● WHAT YOU HAVE TO DO: Note each line of the entries that includes "phân". Then copy those lines.

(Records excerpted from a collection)
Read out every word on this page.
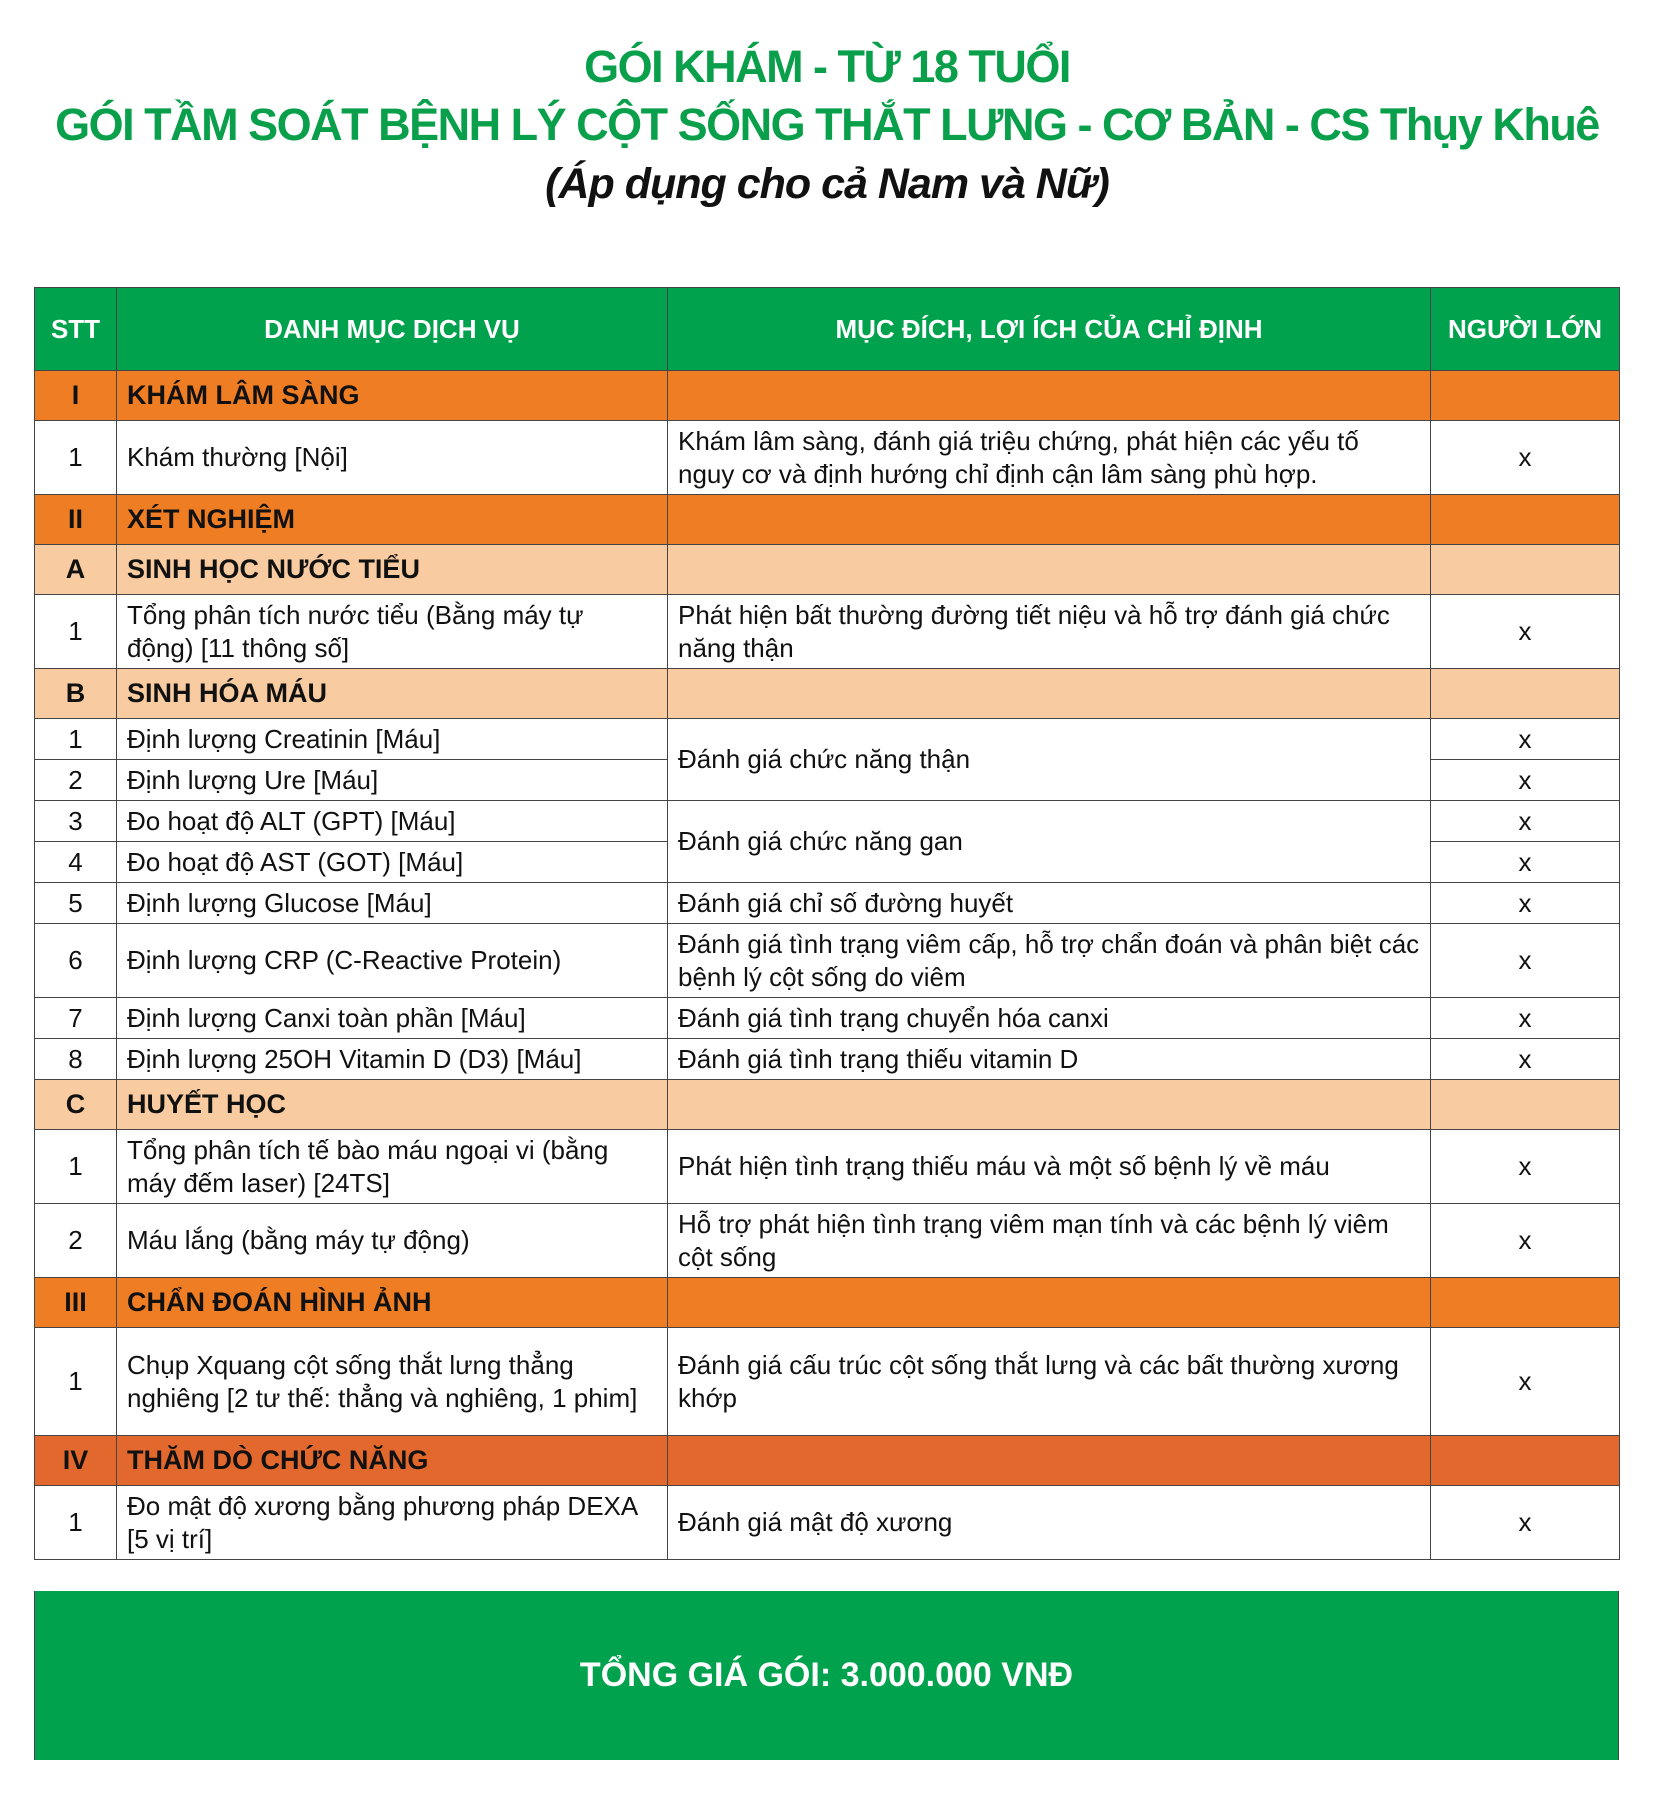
GÓI KHÁM - TỪ 18 TUỔI
GÓI TẦM SOÁT BỆNH LÝ CỘT SỐNG THẮT LƯNG - CƠ BẢN - CS Thụy Khuê
(Áp dụng cho cả Nam và Nữ)
STT	DANH MỤC DỊCH VỤ	MỤC ĐÍCH, LỢI ÍCH CỦA CHỈ ĐỊNH	NGƯỜI LỚN
I	KHÁM LÂM SÀNG		
1	Khám thường [Nội]	Khám lâm sàng, đánh giá triệu chứng, phát hiện các yếu tố nguy cơ và định hướng chỉ định cận lâm sàng phù hợp.	x
II	XÉT NGHIỆM		
A	SINH HỌC NƯỚC TIỂU		
1	Tổng phân tích nước tiểu (Bằng máy tự động) [11 thông số]	Phát hiện bất thường đường tiết niệu và hỗ trợ đánh giá chức năng thận	x
B	SINH HÓA MÁU		
1	Định lượng Creatinin [Máu]	Đánh giá chức năng thận	x
2	Định lượng Ure [Máu]		x
3	Đo hoạt độ ALT (GPT) [Máu]	Đánh giá chức năng gan	x
4	Đo hoạt độ AST (GOT) [Máu]		x
5	Định lượng Glucose [Máu]	Đánh giá chỉ số đường huyết	x
6	Định lượng CRP (C-Reactive Protein)	Đánh giá tình trạng viêm cấp, hỗ trợ chẩn đoán và phân biệt các bệnh lý cột sống do viêm	x
7	Định lượng Canxi toàn phần [Máu]	Đánh giá tình trạng chuyển hóa canxi	x
8	Định lượng 25OH Vitamin D (D3) [Máu]	Đánh giá tình trạng thiếu vitamin D	x
C	HUYẾT HỌC		
1	Tổng phân tích tế bào máu ngoại vi (bằng máy đếm laser) [24TS]	Phát hiện tình trạng thiếu máu và một số bệnh lý về máu	x
2	Máu lắng (bằng máy tự động)	Hỗ trợ phát hiện tình trạng viêm mạn tính và các bệnh lý viêm cột sống	x
III	CHẨN ĐOÁN HÌNH ẢNH		
1	Chụp Xquang cột sống thắt lưng thẳng nghiêng [2 tư thế: thẳng và nghiêng, 1 phim]	Đánh giá cấu trúc cột sống thắt lưng và các bất thường xương khớp	x
IV	THĂM DÒ CHỨC NĂNG		
1	Đo mật độ xương bằng phương pháp DEXA [5 vị trí]	Đánh giá mật độ xương	x
TỔNG GIÁ GÓI: 3.000.000 VNĐ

● EXERCISE RESPONSE:
1	Tổng phân tích nước tiểu (Bằng máy tự động) [11 thông số]	Phát hiện bất thường đường tiết niệu và hỗ trợ đánh giá chức năng thận	x
6	Định lượng CRP (C-Reactive Protein)	Đánh giá tình trạng viêm cấp, hỗ trợ chẩn đoán và phân biệt các bệnh lý cột sống do viêm	x
1	Tổng phân tích tế bào máu ngoại vi (bằng máy đếm laser) [24TS]	Phát hiện tình trạng thiếu máu và một số bệnh lý về máu	x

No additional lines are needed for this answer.